EXERCISE DESCRIPTION:
Transcribe the records that follow in their entirety, omitting any pictures.

DATA SUPPLIED:
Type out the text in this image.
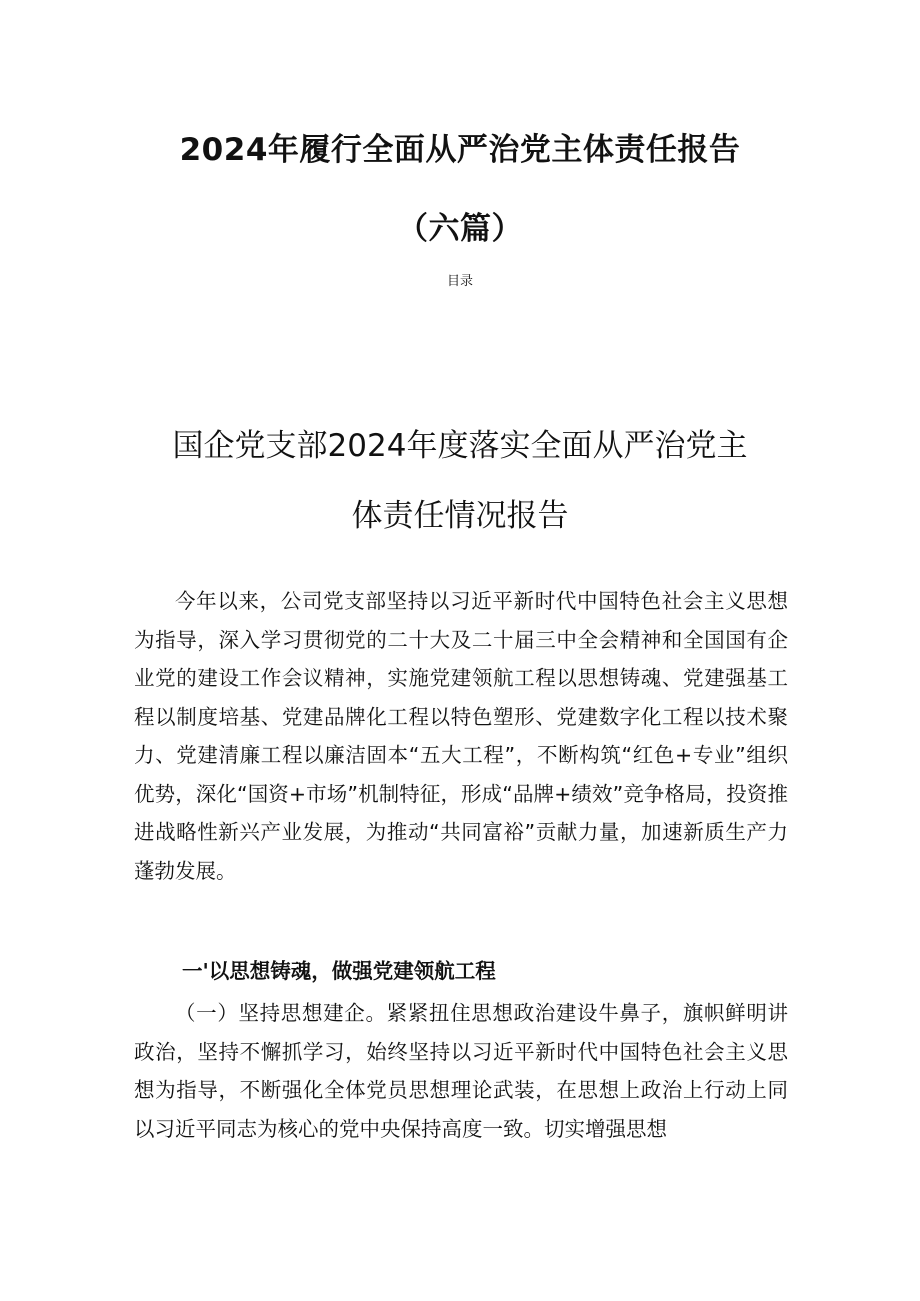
2024年履行全面从严治党主体责任报告
（六篇）
目录
国企党支部2024年度落实全面从严治党主
体责任情况报告

今年以来，公司党支部坚持以习近平新时代中国特色社会主义思想为指导，深入学习贯彻党的二十大及二十届三中全会精神和全国国有企业党的建设工作会议精神，实施党建领航工程以思想铸魂、党建强基工程以制度培基、党建品牌化工程以特色塑形、党建数字化工程以技术聚力、党建清廉工程以廉洁固本“五大工程”，不断构筑“红色+专业”组织优势，深化“国资+市场”机制特征，形成“品牌+绩效”竞争格局，投资推进战略性新兴产业发展，为推动“共同富裕”贡献力量，加速新质生产力蓬勃发展。

一'以思想铸魂，做强党建领航工程

（一）坚持思想建企。紧紧扭住思想政治建设牛鼻子，旗帜鲜明讲政治，坚持不懈抓学习，始终坚持以习近平新时代中国特色社会主义思想为指导，不断强化全体党员思想理论武装，在思想上政治上行动上同以习近平同志为核心的党中央保持高度一致。切实增强思想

TASK OUTPUT:
Type out the text in this image.
2024年履行全面从严治党主体责任报告
（六篇）
目录
国企党支部2024年度落实全面从严治党主
体责任情况报告

今年以来，公司党支部坚持以习近平新时代中国特色社会主义思想为指导，深入学习贯彻党的二十大及二十届三中全会精神和全国国有企业党的建设工作会议精神，实施党建领航工程以思想铸魂、党建强基工程以制度培基、党建品牌化工程以特色塑形、党建数字化工程以技术聚力、党建清廉工程以廉洁固本“五大工程”，不断构筑“红色+专业”组织优势，深化“国资+市场”机制特征，形成“品牌+绩效”竞争格局，投资推进战略性新兴产业发展，为推动“共同富裕”贡献力量，加速新质生产力蓬勃发展。

一'以思想铸魂，做强党建领航工程

（一）坚持思想建企。紧紧扭住思想政治建设牛鼻子，旗帜鲜明讲政治，坚持不懈抓学习，始终坚持以习近平新时代中国特色社会主义思想为指导，不断强化全体党员思想理论武装，在思想上政治上行动上同以习近平同志为核心的党中央保持高度一致。切实增强思想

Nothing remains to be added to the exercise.